-- START DATA FOR THIS TASK --

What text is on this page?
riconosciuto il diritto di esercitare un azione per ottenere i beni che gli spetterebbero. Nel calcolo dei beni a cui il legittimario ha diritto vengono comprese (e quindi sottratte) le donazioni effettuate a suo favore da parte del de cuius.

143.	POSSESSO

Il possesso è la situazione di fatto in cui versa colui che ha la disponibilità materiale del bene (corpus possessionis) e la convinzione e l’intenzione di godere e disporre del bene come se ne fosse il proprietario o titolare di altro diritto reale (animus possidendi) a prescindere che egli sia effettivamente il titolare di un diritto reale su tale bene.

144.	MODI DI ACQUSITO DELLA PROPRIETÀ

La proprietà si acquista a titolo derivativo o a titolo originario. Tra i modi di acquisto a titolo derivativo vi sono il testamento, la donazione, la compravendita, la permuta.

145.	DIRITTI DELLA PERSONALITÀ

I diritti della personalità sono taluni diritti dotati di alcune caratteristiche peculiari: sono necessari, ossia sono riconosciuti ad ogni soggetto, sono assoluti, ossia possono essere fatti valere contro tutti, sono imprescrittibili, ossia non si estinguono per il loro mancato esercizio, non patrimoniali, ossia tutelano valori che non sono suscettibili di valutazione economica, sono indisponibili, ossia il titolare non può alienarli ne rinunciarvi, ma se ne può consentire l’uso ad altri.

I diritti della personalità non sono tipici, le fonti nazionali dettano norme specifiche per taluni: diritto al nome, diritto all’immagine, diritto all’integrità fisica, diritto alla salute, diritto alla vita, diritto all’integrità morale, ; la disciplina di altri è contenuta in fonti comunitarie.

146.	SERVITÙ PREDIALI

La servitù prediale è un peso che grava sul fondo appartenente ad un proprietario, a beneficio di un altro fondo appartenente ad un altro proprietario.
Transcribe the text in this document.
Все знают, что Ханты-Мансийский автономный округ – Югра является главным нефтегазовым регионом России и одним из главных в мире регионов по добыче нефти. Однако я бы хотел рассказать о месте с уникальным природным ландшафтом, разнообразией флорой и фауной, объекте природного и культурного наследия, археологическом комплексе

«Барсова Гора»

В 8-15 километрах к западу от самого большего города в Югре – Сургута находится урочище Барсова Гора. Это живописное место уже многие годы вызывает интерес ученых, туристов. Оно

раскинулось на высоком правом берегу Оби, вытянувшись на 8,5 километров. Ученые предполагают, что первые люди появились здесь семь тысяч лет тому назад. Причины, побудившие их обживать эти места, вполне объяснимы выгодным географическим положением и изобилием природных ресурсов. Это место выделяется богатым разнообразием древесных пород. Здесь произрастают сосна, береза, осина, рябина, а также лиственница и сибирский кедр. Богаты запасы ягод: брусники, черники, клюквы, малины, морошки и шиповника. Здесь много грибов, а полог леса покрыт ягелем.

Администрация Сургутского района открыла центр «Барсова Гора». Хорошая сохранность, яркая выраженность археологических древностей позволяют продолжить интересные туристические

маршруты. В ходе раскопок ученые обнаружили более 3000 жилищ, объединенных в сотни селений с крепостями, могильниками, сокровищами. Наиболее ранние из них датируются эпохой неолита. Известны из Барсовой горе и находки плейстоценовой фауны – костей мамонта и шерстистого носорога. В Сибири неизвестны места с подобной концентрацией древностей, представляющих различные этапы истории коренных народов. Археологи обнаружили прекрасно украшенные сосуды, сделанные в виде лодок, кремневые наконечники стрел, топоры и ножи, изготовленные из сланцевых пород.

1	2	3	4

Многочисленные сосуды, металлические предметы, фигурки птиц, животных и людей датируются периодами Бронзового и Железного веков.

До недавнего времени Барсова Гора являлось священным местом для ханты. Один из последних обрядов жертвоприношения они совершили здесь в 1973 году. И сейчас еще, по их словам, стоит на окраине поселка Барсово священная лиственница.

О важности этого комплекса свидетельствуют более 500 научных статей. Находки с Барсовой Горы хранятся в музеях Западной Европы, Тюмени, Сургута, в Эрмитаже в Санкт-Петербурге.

-- END DATA FOR THIS TASK --

● TO BE DONE: Extract each line from the entries above that contains the string "здесь".

● WORKED SOLUTION:
раскинулось на высоком правом берегу Оби, вытянувшись на 8,5 километров. Ученые предполагают, что первые люди появились здесь семь тысяч лет тому назад. Причины, побудившие их обживать эти места, вполне объяснимы выгодным географическим положением и изобилием природных ресурсов. Это место выделяется богатым разнообразием древесных пород. Здесь произрастают сосна, береза, осина, рябина, а также лиственница и сибирский кедр. Богаты запасы ягод: брусники, черники, клюквы, малины, морошки и шиповника. Здесь много грибов, а полог леса покрыт ягелем.
До недавнего времени Барсова Гора являлось священным местом для ханты. Один из последних обрядов жертвоприношения они совершили здесь в 1973 году. И сейчас еще, по их словам, стоит на окраине поселка Барсово священная лиственница.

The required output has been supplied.